PASSAGE TO READ:
Translation(s): English - Français - Русский

(!) /Discussion


WINE logo obtained from official website winehq.org - Logo by Joel Holdsworth, original image designed by Jon Parshall - GNU LGPL

Wine — (originally an acronym for "Wine Is Not an Emulator") is a compatibility layer capable of running Windows applications on several POSIX-compliant operating systems, such as Linux, Mac OSX, & BSD. Instead of simulating internal Windows logic like a virtual machine or emulator, Wine translates Windows API calls into POSIX calls on-the-fly, eliminating the performance and memory penalties of other methods and allowing you to cleanly integrate Windows applications into your desktop.

Available versions


Since Debian Jessie you can choose between two sets of Wine packages: wine and wine-development.

wine tracks the stable releases from winehq.org (e.g. version 5.0.1), and wine-development the development releases (e.g. version 5.12).

TASKS TO PERFORM:
a - For each statement, say yes or no to whether the Wine passage supports it, and quote the words from the passage that decide it.
(i) Wine's name started out as an acronym for "Wine Is Not an Emulator."
(ii) Wine runs Windows programs by simulating internal Windows logic, as a virtual machine does.
(iii) The wine package follows the development releases.
b - Answer these questions from the Wine passage:
(i) Who is credited with the logo, and who designed the original image?
(ii) Starting with which Debian release can you pick between two sets of Wine packages?
(iii) What version number is given as an example of a development release?
c - Write what comes next in the Wine passage, picking up after its last sentence.
The records have nothing to do with this.

[Layout dataset records]
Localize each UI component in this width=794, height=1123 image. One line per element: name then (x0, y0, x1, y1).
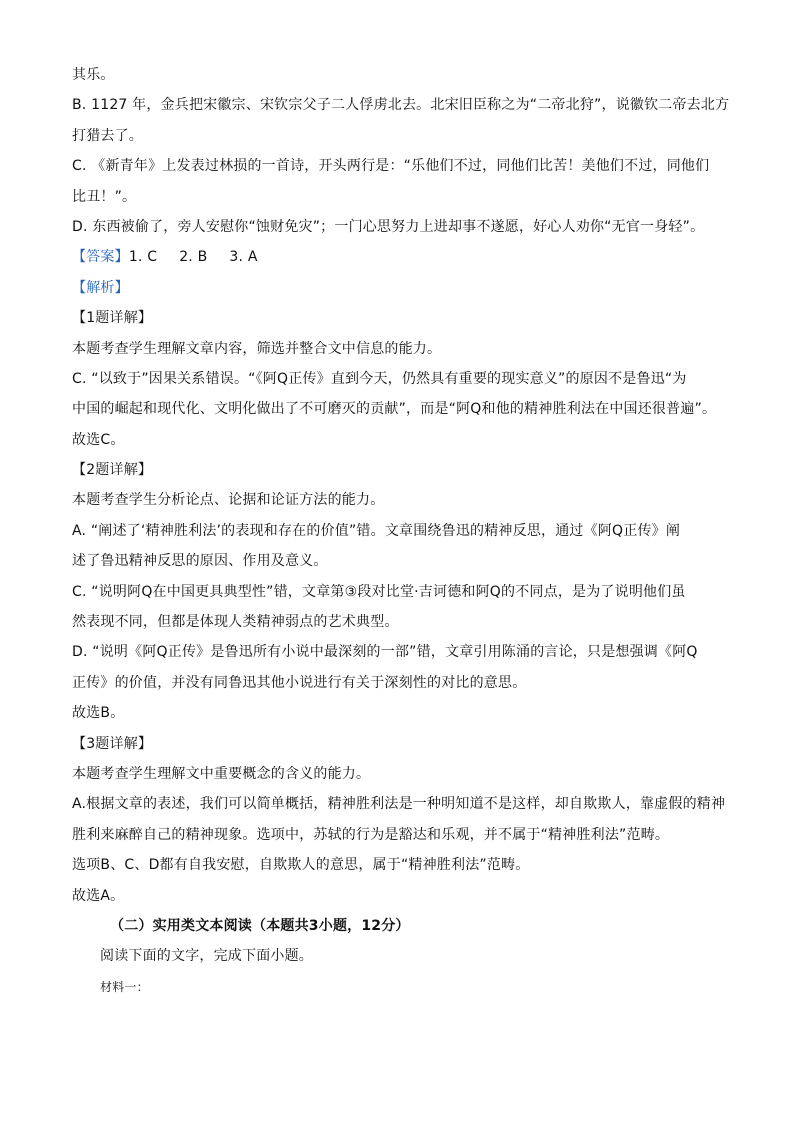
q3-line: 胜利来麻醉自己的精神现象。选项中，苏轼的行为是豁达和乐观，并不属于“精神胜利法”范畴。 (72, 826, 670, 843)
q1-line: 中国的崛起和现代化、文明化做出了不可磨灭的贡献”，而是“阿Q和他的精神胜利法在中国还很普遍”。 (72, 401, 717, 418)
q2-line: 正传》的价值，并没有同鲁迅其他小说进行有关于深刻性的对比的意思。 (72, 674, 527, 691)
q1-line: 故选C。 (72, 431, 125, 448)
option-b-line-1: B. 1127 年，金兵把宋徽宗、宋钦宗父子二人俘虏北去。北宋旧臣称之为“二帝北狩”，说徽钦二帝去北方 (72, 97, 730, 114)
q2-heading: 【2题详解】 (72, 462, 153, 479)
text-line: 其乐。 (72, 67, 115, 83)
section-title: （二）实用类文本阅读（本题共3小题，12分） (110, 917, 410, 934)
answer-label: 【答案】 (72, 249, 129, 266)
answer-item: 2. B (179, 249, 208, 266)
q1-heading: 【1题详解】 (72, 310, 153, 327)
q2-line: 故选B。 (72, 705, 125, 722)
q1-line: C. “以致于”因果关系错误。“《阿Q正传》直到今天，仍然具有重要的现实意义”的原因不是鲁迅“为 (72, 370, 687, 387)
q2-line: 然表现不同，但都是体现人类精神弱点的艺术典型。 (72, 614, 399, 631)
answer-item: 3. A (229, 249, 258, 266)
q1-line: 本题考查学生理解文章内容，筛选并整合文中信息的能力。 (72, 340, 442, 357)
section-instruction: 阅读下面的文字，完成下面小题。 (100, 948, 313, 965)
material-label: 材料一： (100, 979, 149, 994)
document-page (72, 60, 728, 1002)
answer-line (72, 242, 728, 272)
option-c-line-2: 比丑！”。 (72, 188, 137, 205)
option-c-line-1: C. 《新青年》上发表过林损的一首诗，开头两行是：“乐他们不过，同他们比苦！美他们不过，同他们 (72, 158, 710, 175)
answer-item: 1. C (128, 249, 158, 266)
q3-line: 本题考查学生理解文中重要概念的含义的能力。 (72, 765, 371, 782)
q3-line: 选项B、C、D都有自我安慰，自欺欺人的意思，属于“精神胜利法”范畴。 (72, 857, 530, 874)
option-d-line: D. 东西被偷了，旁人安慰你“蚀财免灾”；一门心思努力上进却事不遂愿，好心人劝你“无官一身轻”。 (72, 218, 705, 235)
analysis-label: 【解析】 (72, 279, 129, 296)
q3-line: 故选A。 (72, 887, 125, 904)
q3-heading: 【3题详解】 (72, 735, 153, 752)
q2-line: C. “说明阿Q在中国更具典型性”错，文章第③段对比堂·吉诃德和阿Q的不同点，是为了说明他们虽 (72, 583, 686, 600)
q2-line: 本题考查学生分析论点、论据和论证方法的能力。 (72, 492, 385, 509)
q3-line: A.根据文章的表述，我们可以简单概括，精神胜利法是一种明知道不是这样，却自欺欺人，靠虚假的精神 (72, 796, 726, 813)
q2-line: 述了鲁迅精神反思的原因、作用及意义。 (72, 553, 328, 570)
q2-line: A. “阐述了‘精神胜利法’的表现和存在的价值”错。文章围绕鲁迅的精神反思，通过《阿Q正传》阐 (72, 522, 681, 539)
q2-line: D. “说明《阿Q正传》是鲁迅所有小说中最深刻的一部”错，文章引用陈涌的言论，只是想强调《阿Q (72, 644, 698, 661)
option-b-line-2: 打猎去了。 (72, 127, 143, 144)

REPLIES:
a -
(i) Yes: "originally an acronym for "Wine Is Not an Emulator""
(ii) No: "Instead of simulating internal Windows logic like a virtual machine or emulator, Wine translates Windows API calls into POSIX calls on-the-fly"
(iii) No: "wine tracks the stable releases from winehq.org"

b -
(i) Joel Holdsworth is credited with the logo, and Jon Parshall designed the original image.
(ii) Debian Jessie
(iii) 5.12

c -
Despite its name wine-development is also intended to be used by regular users. Do not mix this up with the *-dev packages which contain the header files and development libraries.

You can either install both sets at the same time, or only one of them. If you install both sets, "wine" will take precedence unless you configure your system otherwise, see "Usage" below.

Installation on Debian Jessie and newer

Step 1: Enable multiarch


On 64-bit systems you should enable a 32-bit architecture for multiarch. This is needed for running 32-bit Windows applications (many modern apps are still 32-bit), but also for large parts of the Windows subsystem itself. If in doubt, you do need it!

You can identify your architecture with the following command:

dpkg --print-architecture

E.g. for amd64 (which most users have) you need i386. Enable it with the following command:

sudo dpkg --add-architecture i386 && sudo apt update

Step 2: Installation

  • You always need to install the wine (or wine-development) package. This should automatically install all other required packages if you already have enabled multiarch (step 1).

  • To run 32-bit Windows applications (this is the most common case, independently of your Debian architecture) make sure that wine32 (or wine32-development) is installed (requires step 1).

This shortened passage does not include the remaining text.